— start of PROVIDED RECORDS —
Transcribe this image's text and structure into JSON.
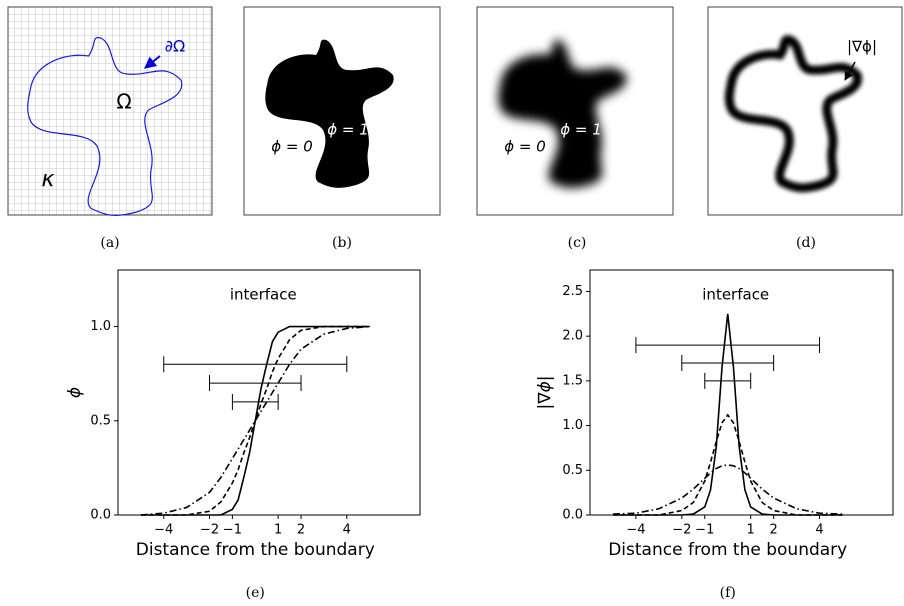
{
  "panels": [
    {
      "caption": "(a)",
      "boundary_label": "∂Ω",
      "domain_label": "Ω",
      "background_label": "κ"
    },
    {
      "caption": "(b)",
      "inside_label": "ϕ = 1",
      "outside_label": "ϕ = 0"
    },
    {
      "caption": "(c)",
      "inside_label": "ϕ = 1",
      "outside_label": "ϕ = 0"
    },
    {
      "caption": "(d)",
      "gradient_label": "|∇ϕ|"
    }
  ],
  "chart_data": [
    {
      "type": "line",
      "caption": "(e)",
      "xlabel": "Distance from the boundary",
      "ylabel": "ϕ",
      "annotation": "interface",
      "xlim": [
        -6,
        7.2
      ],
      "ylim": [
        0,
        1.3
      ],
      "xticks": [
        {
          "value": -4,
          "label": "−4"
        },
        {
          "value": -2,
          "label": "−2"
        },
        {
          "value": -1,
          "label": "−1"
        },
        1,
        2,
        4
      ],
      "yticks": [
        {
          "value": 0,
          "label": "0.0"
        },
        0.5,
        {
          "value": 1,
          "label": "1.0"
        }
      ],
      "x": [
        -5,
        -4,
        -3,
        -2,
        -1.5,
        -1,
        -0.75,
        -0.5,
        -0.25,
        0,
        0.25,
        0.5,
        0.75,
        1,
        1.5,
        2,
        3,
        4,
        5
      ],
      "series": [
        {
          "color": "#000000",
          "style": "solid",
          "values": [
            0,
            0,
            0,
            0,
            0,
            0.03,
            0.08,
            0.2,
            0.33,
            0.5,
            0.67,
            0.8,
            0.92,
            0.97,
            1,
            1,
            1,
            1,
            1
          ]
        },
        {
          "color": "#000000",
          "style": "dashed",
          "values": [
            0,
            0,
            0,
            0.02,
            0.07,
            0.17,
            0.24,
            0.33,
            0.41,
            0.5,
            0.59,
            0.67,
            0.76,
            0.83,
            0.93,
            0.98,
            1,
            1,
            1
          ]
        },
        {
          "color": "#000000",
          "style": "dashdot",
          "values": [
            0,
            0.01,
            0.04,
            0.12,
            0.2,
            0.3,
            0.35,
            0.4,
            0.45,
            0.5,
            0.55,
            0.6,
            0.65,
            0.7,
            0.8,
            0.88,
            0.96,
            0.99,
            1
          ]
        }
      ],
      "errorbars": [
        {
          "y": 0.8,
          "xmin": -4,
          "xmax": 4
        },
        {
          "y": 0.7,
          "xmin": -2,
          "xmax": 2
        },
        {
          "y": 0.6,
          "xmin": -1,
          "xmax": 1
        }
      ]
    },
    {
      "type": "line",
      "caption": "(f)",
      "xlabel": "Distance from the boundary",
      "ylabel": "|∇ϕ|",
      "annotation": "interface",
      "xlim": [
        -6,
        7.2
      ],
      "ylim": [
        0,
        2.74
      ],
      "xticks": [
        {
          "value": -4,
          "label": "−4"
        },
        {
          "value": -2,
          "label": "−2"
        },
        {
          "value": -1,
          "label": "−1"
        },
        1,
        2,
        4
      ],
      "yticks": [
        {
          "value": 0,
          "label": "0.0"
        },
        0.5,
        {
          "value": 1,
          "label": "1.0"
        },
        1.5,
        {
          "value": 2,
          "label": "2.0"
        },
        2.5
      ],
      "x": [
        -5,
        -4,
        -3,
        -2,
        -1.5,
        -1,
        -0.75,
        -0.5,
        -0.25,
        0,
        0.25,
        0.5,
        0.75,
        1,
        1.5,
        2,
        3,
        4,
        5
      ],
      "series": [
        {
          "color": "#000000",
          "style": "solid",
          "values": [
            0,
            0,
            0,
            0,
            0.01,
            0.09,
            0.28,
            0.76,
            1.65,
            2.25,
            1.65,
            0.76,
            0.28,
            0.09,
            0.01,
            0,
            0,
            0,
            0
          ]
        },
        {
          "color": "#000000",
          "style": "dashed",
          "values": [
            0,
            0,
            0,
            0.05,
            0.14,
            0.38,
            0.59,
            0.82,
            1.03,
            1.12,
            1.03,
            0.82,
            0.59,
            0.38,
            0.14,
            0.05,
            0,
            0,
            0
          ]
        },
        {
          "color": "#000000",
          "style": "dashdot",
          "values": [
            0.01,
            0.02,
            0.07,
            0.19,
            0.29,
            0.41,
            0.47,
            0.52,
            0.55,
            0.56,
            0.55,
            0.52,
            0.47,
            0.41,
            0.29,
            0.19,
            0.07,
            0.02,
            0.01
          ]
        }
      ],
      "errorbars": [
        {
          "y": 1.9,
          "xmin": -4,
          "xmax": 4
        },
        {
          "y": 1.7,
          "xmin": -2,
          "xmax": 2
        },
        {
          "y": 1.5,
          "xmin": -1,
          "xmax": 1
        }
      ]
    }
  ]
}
— end of PROVIDED RECORDS —
— start of PROVIDED RECORDS —
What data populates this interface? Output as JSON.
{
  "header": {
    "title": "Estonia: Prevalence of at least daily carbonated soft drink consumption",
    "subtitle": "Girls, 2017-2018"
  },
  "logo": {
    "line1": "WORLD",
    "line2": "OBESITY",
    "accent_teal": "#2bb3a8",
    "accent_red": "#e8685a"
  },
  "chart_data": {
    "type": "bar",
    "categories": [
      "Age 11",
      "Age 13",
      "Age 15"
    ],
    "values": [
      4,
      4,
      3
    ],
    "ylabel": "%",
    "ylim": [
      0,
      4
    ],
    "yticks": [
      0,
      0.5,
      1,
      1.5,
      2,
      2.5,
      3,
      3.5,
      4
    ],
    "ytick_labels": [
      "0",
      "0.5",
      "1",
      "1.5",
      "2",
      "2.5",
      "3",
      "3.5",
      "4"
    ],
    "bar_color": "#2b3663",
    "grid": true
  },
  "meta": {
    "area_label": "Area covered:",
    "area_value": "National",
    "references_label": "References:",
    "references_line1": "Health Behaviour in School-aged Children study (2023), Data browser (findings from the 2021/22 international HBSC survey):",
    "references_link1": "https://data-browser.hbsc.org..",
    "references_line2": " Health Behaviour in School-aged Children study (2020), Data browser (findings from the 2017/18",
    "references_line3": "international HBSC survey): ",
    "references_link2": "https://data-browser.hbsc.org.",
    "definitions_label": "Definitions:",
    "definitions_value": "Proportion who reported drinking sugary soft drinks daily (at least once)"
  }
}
— end of PROVIDED RECORDS —
Report how many lines include the word "https". Give nothing but the number.

2